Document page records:
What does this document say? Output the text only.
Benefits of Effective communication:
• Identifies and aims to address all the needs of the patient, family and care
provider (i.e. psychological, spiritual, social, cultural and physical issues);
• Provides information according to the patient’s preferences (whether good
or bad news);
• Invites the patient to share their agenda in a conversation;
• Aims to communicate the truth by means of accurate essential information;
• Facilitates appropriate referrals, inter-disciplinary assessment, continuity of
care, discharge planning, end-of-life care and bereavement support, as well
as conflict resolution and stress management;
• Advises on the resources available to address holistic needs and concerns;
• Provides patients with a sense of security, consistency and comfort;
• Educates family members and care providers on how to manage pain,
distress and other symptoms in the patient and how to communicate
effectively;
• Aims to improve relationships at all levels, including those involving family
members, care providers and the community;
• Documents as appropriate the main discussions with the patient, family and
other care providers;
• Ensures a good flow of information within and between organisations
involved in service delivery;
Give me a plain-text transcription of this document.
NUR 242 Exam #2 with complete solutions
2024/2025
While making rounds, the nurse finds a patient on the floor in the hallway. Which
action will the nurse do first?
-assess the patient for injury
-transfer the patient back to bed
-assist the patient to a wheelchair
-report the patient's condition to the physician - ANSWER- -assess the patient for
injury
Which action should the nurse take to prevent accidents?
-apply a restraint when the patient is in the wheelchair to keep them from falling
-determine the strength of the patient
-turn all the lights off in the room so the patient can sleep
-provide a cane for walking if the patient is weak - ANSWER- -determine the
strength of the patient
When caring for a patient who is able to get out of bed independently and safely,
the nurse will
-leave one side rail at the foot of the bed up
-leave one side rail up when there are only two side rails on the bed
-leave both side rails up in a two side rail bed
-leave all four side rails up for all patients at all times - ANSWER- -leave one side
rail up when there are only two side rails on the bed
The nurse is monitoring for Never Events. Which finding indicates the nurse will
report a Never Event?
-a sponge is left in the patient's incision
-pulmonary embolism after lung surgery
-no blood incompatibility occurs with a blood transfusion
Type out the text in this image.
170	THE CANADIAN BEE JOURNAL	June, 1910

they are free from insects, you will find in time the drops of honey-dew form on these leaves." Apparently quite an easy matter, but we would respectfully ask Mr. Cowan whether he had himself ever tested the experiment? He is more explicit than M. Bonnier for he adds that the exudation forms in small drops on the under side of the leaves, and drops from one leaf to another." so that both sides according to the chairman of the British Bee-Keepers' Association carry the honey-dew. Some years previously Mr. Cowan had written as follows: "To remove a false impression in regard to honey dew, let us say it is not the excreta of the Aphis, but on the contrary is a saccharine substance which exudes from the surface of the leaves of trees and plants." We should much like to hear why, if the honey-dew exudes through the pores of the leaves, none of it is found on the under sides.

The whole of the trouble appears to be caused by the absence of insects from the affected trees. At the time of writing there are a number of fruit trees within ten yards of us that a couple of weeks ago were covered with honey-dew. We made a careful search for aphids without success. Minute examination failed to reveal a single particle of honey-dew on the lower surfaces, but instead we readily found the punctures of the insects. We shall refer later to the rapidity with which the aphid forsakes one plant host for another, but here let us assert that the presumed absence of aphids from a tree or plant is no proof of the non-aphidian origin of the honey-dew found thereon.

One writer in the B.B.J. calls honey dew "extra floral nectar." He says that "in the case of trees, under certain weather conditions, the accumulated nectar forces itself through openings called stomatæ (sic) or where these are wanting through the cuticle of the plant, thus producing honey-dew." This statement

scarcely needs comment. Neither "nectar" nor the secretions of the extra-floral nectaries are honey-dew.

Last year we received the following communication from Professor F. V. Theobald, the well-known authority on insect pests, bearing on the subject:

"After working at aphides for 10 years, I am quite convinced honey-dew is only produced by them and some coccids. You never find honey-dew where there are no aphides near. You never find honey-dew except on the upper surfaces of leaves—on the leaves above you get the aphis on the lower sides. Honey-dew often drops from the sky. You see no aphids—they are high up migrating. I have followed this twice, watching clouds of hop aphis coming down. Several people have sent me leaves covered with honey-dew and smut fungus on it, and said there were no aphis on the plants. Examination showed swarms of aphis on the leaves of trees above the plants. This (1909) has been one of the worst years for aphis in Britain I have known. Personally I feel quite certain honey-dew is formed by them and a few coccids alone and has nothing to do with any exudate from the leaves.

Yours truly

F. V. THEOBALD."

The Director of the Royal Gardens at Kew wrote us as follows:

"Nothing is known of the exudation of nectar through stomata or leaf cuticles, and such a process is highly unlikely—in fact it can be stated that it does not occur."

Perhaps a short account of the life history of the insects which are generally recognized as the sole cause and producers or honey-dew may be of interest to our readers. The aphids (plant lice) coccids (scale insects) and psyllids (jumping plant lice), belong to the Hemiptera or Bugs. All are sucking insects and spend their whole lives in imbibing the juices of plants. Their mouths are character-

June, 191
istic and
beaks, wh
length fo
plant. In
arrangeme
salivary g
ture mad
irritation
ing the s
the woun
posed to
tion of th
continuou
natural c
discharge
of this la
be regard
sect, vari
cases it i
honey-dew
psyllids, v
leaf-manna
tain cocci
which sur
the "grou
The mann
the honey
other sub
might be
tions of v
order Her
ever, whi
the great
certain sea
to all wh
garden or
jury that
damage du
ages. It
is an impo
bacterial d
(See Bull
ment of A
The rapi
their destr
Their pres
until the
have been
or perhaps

- [What you need to do]:
Retype the entries exactly, please. Leave no line out.

- [The completed task]:
What does this document say? Output the text only.
Benefits of Effective communication:
• Identifies and aims to address all the needs of the patient, family and care
provider (i.e. psychological, spiritual, social, cultural and physical issues);
• Provides information according to the patient’s preferences (whether good
or bad news);
• Invites the patient to share their agenda in a conversation;
• Aims to communicate the truth by means of accurate essential information;
• Facilitates appropriate referrals, inter-disciplinary assessment, continuity of
care, discharge planning, end-of-life care and bereavement support, as well
as conflict resolution and stress management;
• Advises on the resources available to address holistic needs and concerns;
• Provides patients with a sense of security, consistency and comfort;
• Educates family members and care providers on how to manage pain,
distress and other symptoms in the patient and how to communicate
effectively;
• Aims to improve relationships at all levels, including those involving family
members, care providers and the community;
• Documents as appropriate the main discussions with the patient, family and
other care providers;
• Ensures a good flow of information within and between organisations
involved in service delivery;
Give me a plain-text transcription of this document.
NUR 242 Exam #2 with complete solutions
2024/2025
While making rounds, the nurse finds a patient on the floor in the hallway. Which
action will the nurse do first?
-assess the patient for injury
-transfer the patient back to bed
-assist the patient to a wheelchair
-report the patient's condition to the physician - ANSWER- -assess the patient for
injury
Which action should the nurse take to prevent accidents?
-apply a restraint when the patient is in the wheelchair to keep them from falling
-determine the strength of the patient
-turn all the lights off in the room so the patient can sleep
-provide a cane for walking if the patient is weak - ANSWER- -determine the
strength of the patient
When caring for a patient who is able to get out of bed independently and safely,
the nurse will
-leave one side rail at the foot of the bed up
-leave one side rail up when there are only two side rails on the bed
-leave both side rails up in a two side rail bed
-leave all four side rails up for all patients at all times - ANSWER- -leave one side
rail up when there are only two side rails on the bed
The nurse is monitoring for Never Events. Which finding indicates the nurse will
report a Never Event?
-a sponge is left in the patient's incision
-pulmonary embolism after lung surgery
-no blood incompatibility occurs with a blood transfusion
Type out the text in this image.
170	THE CANADIAN BEE JOURNAL	June, 1910

they are free from insects, you will find in time the drops of honey-dew form on these leaves." Apparently quite an easy matter, but we would respectfully ask Mr. Cowan whether he had himself ever tested the experiment? He is more explicit than M. Bonnier for he adds that the exudation forms in small drops on the under side of the leaves, and drops from one leaf to another." so that both sides according to the chairman of the British Bee-Keepers' Association carry the honey-dew. Some years previously Mr. Cowan had written as follows: "To remove a false impression in regard to honey dew, let us say it is not the excreta of the Aphis, but on the contrary is a saccharine substance which exudes from the surface of the leaves of trees and plants." We should much like to hear why, if the honey-dew exudes through the pores of the leaves, none of it is found on the under sides.

The whole of the trouble appears to be caused by the absence of insects from the affected trees. At the time of writing there are a number of fruit trees within ten yards of us that a couple of weeks ago were covered with honey-dew. We made a careful search for aphids without success. Minute examination failed to reveal a single particle of honey-dew on the lower surfaces, but instead we readily found the punctures of the insects. We shall refer later to the rapidity with which the aphid forsakes one plant host for another, but here let us assert that the presumed absence of aphids from a tree or plant is no proof of the non-aphidian origin of the honey-dew found thereon.

One writer in the B.B.J. calls honey dew "extra floral nectar." He says that "in the case of trees, under certain weather conditions, the accumulated nectar forces itself through openings called stomatæ (sic) or where these are wanting through the cuticle of the plant, thus producing honey-dew." This statement

scarcely needs comment. Neither "nectar" nor the secretions of the extra-floral nectaries are honey-dew.

Last year we received the following communication from Professor F. V. Theobald, the well-known authority on insect pests, bearing on the subject:

"After working at aphides for 10 years, I am quite convinced honey-dew is only produced by them and some coccids. You never find honey-dew where there are no aphides near. You never find honey-dew except on the upper surfaces of leaves—on the leaves above you get the aphis on the lower sides. Honey-dew often drops from the sky. You see no aphids—they are high up migrating. I have followed this twice, watching clouds of hop aphis coming down. Several people have sent me leaves covered with honey-dew and smut fungus on it, and said there were no aphis on the plants. Examination showed swarms of aphis on the leaves of trees above the plants. This (1909) has been one of the worst years for aphis in Britain I have known. Personally I feel quite certain honey-dew is formed by them and a few coccids alone and has nothing to do with any exudate from the leaves.

Yours truly

F. V. THEOBALD."

The Director of the Royal Gardens at Kew wrote us as follows:

"Nothing is known of the exudation of nectar through stomata or leaf cuticles, and such a process is highly unlikely—in fact it can be stated that it does not occur."

Perhaps a short account of the life history of the insects which are generally recognized as the sole cause and producers or honey-dew may be of interest to our readers. The aphids (plant lice) coccids (scale insects) and psyllids (jumping plant lice), belong to the Hemiptera or Bugs. All are sucking insects and spend their whole lives in imbibing the juices of plants. Their mouths are character-

June, 191
istic and
beaks, wh
length fo
plant. In
arrangeme
salivary g
ture mad
irritation
ing the s
the woun
posed to
tion of th
continuou
natural c
discharge
of this la
be regard
sect, vari
cases it i
honey-dew
psyllids, v
leaf-manna
tain cocci
which sur
the "grou
The mann
the honey
other sub
might be
tions of v
order Her
ever, whi
the great
certain sea
to all wh
garden or
jury that
damage du
ages. It
is an impo
bacterial d
(See Bull
ment of A
The rapi
their destr
Their pres
until the
have been
or perhaps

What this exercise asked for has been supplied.